begin Materials provided

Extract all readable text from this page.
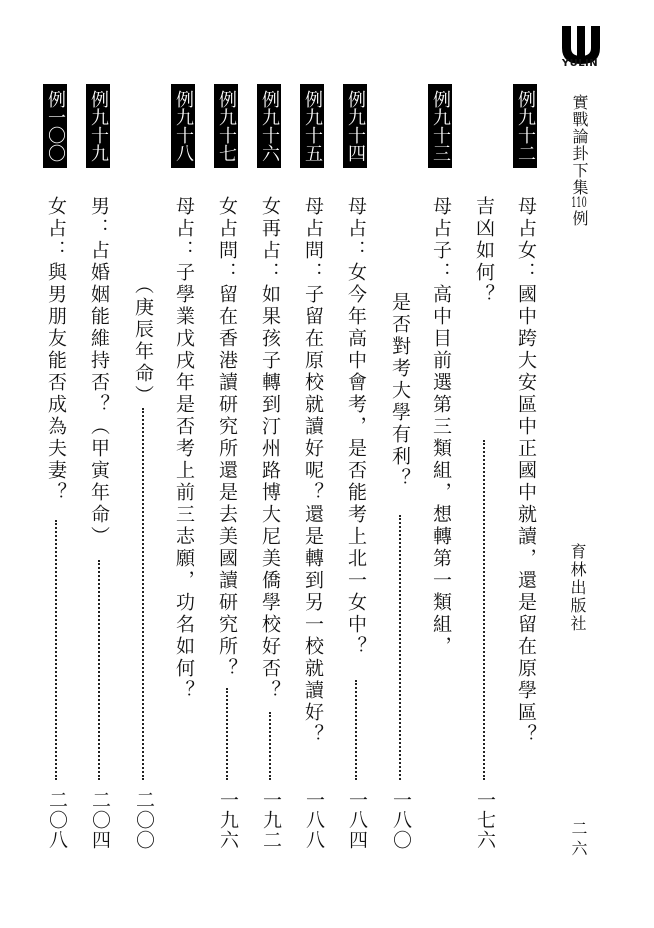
YULIN
實戰論卦下集110例
育林出版社
二六
例九十二
母占女：國中跨大安區中正國中就讀，還是留在原學區？
吉凶如何？
一七六
例九十三
母占子：高中目前選第三類組，想轉第一類組，
是否對考大學有利？
一八〇
例九十四
母占：女今年高中會考，是否能考上北一女中？
一八四
例九十五
母占問：子留在原校就讀好呢？還是轉到另一校就讀好？
一八八
例九十六
女再占：如果孩子轉到汀州路博大尼美僑學校好否？
一九二
例九十七
女占問：留在香港讀研究所還是去美國讀研究所？
一九六
例九十八
母占：子學業戊戌年是否考上前三志願，功名如何？
（庚辰年命）
二〇〇
例九十九
男：占婚姻能維持否？（甲寅年命）
二〇四
例一〇〇
女占：與男朋友能否成為夫妻？
二〇八
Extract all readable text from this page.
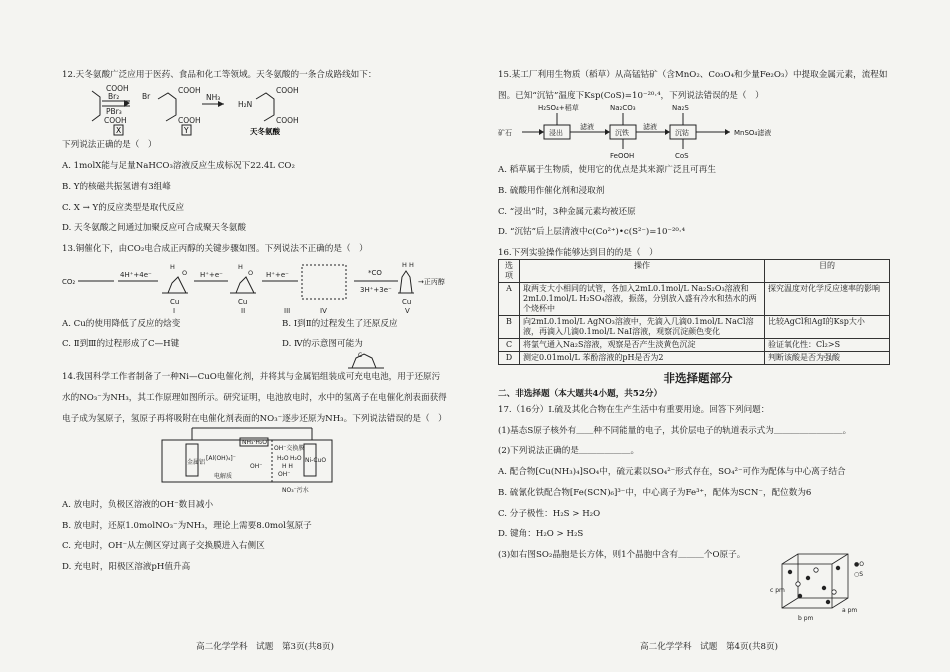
12.天冬氨酸广泛应用于医药、食品和化工等领域。天冬氨酸的一条合成路线如下：

COOH
COOH
Br₂
PBr₃
Br
COOH
COOH
NH₃
H₂N
COOH
COOH
X	Y	天冬氨酸

下列说法正确的是（　）

A. 1molX能与足量NaHCO₃溶液反应生成标况下22.4L CO₂

B. Y的核磁共振氢谱有3组峰

C. X → Y的反应类型是取代反应

D. 天冬氨酸之间通过加聚反应可合成聚天冬氨酸

13.铜催化下，由CO₂电合成正丙醇的关键步骤如图。下列说法不正确的是（　）

CO₂
4H⁺+4e⁻	H⁺+e⁻	H⁺+e⁻	*CO
3H⁺+3e⁻
→正丙醇
H
O
H
O
H H
Cu	Cu	Cu
I	II	III	IV	V
A. Cu的使用降低了反应的焓变	B. Ⅰ到Ⅱ的过程发生了还原反应
C. Ⅱ到Ⅲ的过程形成了C—H键	D. Ⅳ的示意图可能为
C

14.我国科学工作者制备了一种Ni—CuO电催化剂，并将其与金属铝组装成可充电电池，用于还原污

水的NO₃⁻为NH₃，其工作原理如图所示。研究证明，电池放电时，水中的氢离子在电催化剂表面获得

电子成为氢原子，氢原子再将吸附在电催化剂表面的NO₃⁻逐步还原为NH₃。下列说法错误的是（　）

金属铝
OH⁻交换膜
电解质
[Al(OH)₄]⁻
NH₃·H₂O
H₂O H₂O
H H
OH⁻
OH⁻
Ni-CuO
NO₃⁻污水

A. 放电时，负极区溶液的OH⁻数目减小

B. 放电时，还原1.0molNO₃⁻为NH₃，理论上需要8.0mol氢原子

C. 充电时，OH⁻从左侧区穿过离子交换膜进入右侧区

D. 充电时，阳极区溶液pH值升高

15.某工厂利用生物质（稻草）从高锰钴矿（含MnO₂、Co₃O₄和少量Fe₂O₃）中提取金属元素，流程如

图。已知“沉钴”温度下Ksp(CoS)=10⁻²⁰·⁴，下列说法错误的是（　）

矿石	浸出	沉铁	沉钴
H₂SO₄+稻草	Na₂CO₃	Na₂S
滤液	滤液
MnSO₄滤液
FeOOH	CoS

A. 稻草属于生物质，使用它的优点是其来源广泛且可再生

B. 硫酸用作催化剂和浸取剂

C. “浸出”时，3种金属元素均被还原

D. “沉钴”后上层清液中c(Co²⁺)•c(S²⁻)=10⁻²⁰·⁴

16.下列实验操作能够达到目的的是（　）

选项	操作	目的
A	取两支大小相同的试管，各加入2mL0.1mol/L Na₂S₂O₃溶液和2mL0.1mol/L H₂SO₄溶液，振荡，分别放入盛有冷水和热水的两个烧杯中	探究温度对化学反应速率的影响
B	向2mL0.1mol/L AgNO₃溶液中，先滴入几滴0.1mol/L NaCl溶液，再滴入几滴0.1mol/L NaI溶液，观察沉淀颜色变化	比较AgCl和AgI的Ksp大小
C	将氯气通入Na₂S溶液，观察是否产生淡黄色沉淀	验证氧化性：Cl₂>S
D	测定0.01mol/L 苯酚溶液的pH是否为2	判断该酸是否为强酸
非选择题部分

二、非选择题（本大题共4小题，共52分）

17.（16分）Ⅰ.硫及其化合物在生产生活中有重要用途。回答下列问题：

(1)基态S原子核外有＿＿种不同能量的电子，其价层电子的轨道表示式为＿＿＿＿＿＿＿＿。

(2)下列说法正确的是＿＿＿＿＿＿。

A. 配合物[Cu(NH₃)₄]SO₄中，硫元素以SO₄²⁻形式存在，SO₄²⁻可作为配体与中心离子结合

B. 硫氰化铁配合物[Fe(SCN)₆]³⁻中，中心离子为Fe³⁺，配体为SCN⁻，配位数为6

C. 分子极性：H₂S > H₂O

D. 键角：H₂O > H₂S

(3)如右图SO₂晶胞是长方体，则1个晶胞中含有＿＿＿个O原子。

●O
○S
a pm
c pm
b pm
高二化学学科　试题　第3页(共8页)	高二化学学科　试题　第4页(共8页)
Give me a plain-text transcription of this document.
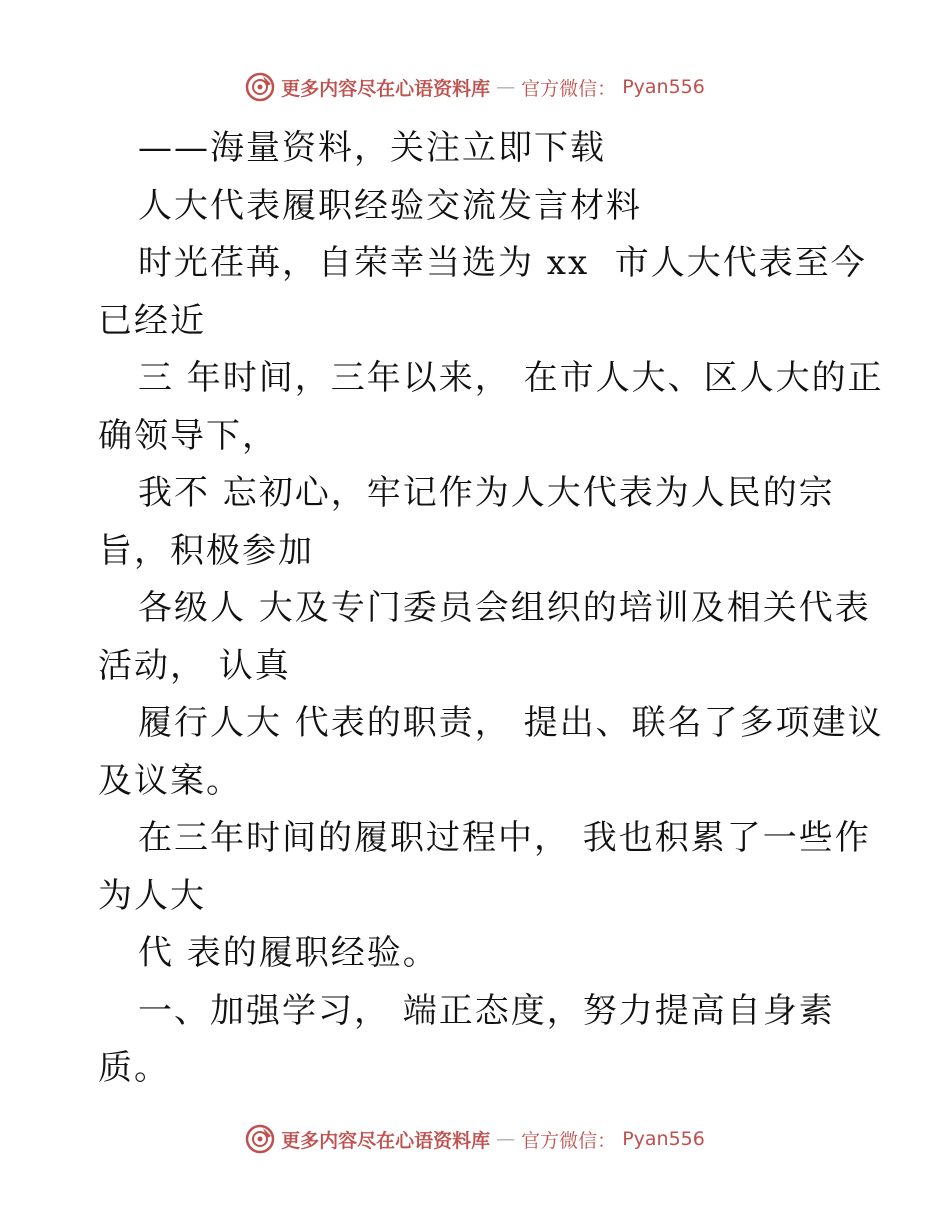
更多内容尽在心语资料库 — 官方微信： Pyan556
——海量资料，关注立即下载
人大代表履职经验交流发言材料
时光荏苒，自荣幸当选为 xx  市人大代表至今
已经近
三 年时间，三年以来， 在市人大、区人大的正
确领导下，
我不 忘初心，牢记作为人大代表为人民的宗
旨，积极参加
各级人 大及专门委员会组织的培训及相关代表
活动， 认真
履行人大 代表的职责， 提出、联名了多项建议
及议案。
在三年时间的履职过程中， 我也积累了一些作
为人大
代 表的履职经验。
一、加强学习， 端正态度，努力提高自身素
质。
更多内容尽在心语资料库 — 官方微信： Pyan556
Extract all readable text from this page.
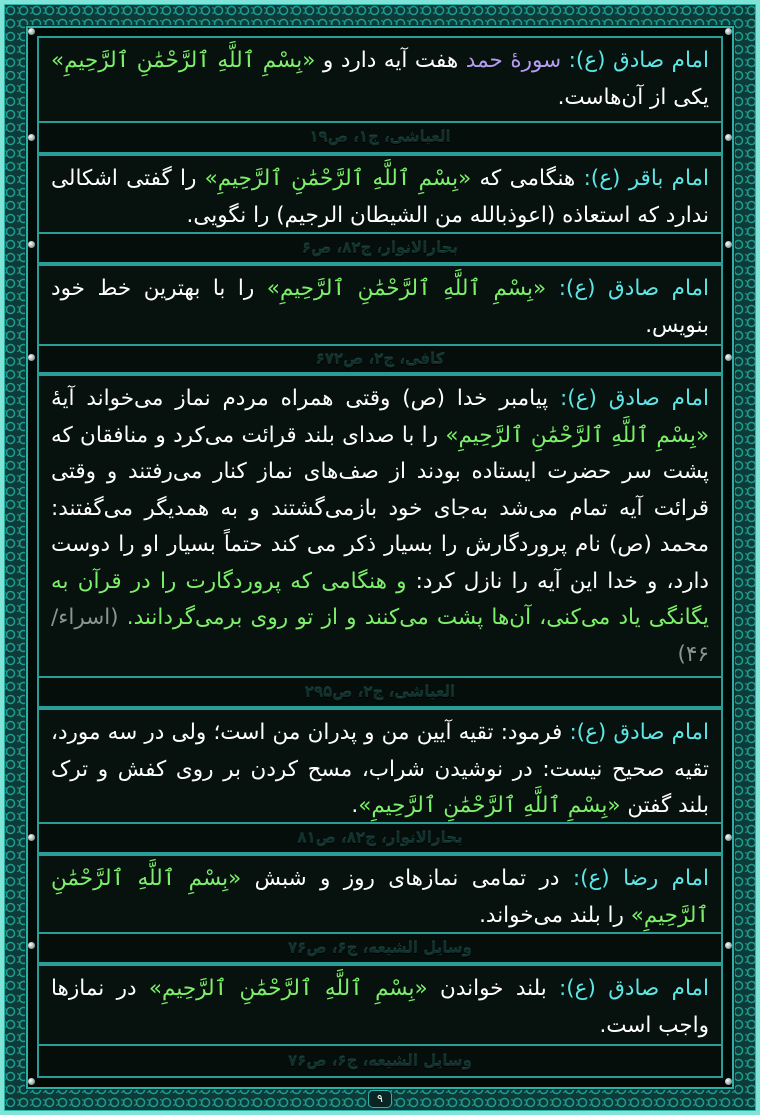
امام صادق (ع): سورهٔ حمد هفت آیه دارد و «بِسْمِ ٱللَّهِ ٱلرَّحْمَٰنِ ٱلرَّحِيمِ» یکی از آن‌هاست.
العیاشی، ج۱، ص۱۹
امام باقر (ع): هنگامی که «بِسْمِ ٱللَّهِ ٱلرَّحْمَٰنِ ٱلرَّحِيمِ» را گفتی اشکالی ندارد که استعاذه (اعوذبالله من الشیطان الرجیم) را نگویی.
بحارالانوار، ج۸۲، ص۶
امام صادق (ع): «بِسْمِ ٱللَّهِ ٱلرَّحْمَٰنِ ٱلرَّحِيمِ» را با بهترین خط خود بنویس.
کافی، ج۲، ص۶۷۲
امام صادق (ع): پیامبر خدا (ص) وقتی همراه مردم نماز می‌خواند آیهٔ «بِسْمِ ٱللَّهِ ٱلرَّحْمَٰنِ ٱلرَّحِيمِ» را با صدای بلند قرائت می‌کرد و منافقان که پشت سر حضرت ایستاده بودند از صف‌های نماز کنار می‌رفتند و وقتی قرائت آیه تمام می‌شد به‌جای خود بازمی‌گشتند و به همدیگر می‌گفتند: محمد (ص) نام پروردگارش را بسیار ذکر می کند حتماً بسیار او را دوست دارد، و خدا این آیه را نازل کرد: و هنگامی که پروردگارت را در قرآن به یگانگی یاد می‌کنی، آن‌ها پشت می‌کنند و از تو روی برمی‌گردانند. (اسراء/۴۶)
العیاشی، ج۲، ص۲۹۵
امام صادق (ع): فرمود: تقیه آیین من و پدران من است؛ ولی در سه مورد، تقیه صحیح نیست: در نوشیدن شراب، مسح کردن بر روی کفش و ترک بلند گفتن «بِسْمِ ٱللَّهِ ٱلرَّحْمَٰنِ ٱلرَّحِيمِ».
بحارالانوار، ج۸۲، ص۸۱
امام رضا (ع): در تمامی نمازهای روز و شبش «بِسْمِ ٱللَّهِ ٱلرَّحْمَٰنِ ٱلرَّحِيمِ» را بلند می‌خواند.
وسایل الشیعه، ج۶، ص۷۶
امام صادق (ع): بلند خواندن «بِسْمِ ٱللَّهِ ٱلرَّحْمَٰنِ ٱلرَّحِيمِ» در نمازها واجب است.
وسایل الشیعه، ج۶، ص۷۶
۹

end Materials provided

Exercise aim: Return every line above that contains the word "بحارالانوار".

Result below:
بحارالانوار، ج۸۲، ص۶
بحارالانوار، ج۸۲، ص۸۱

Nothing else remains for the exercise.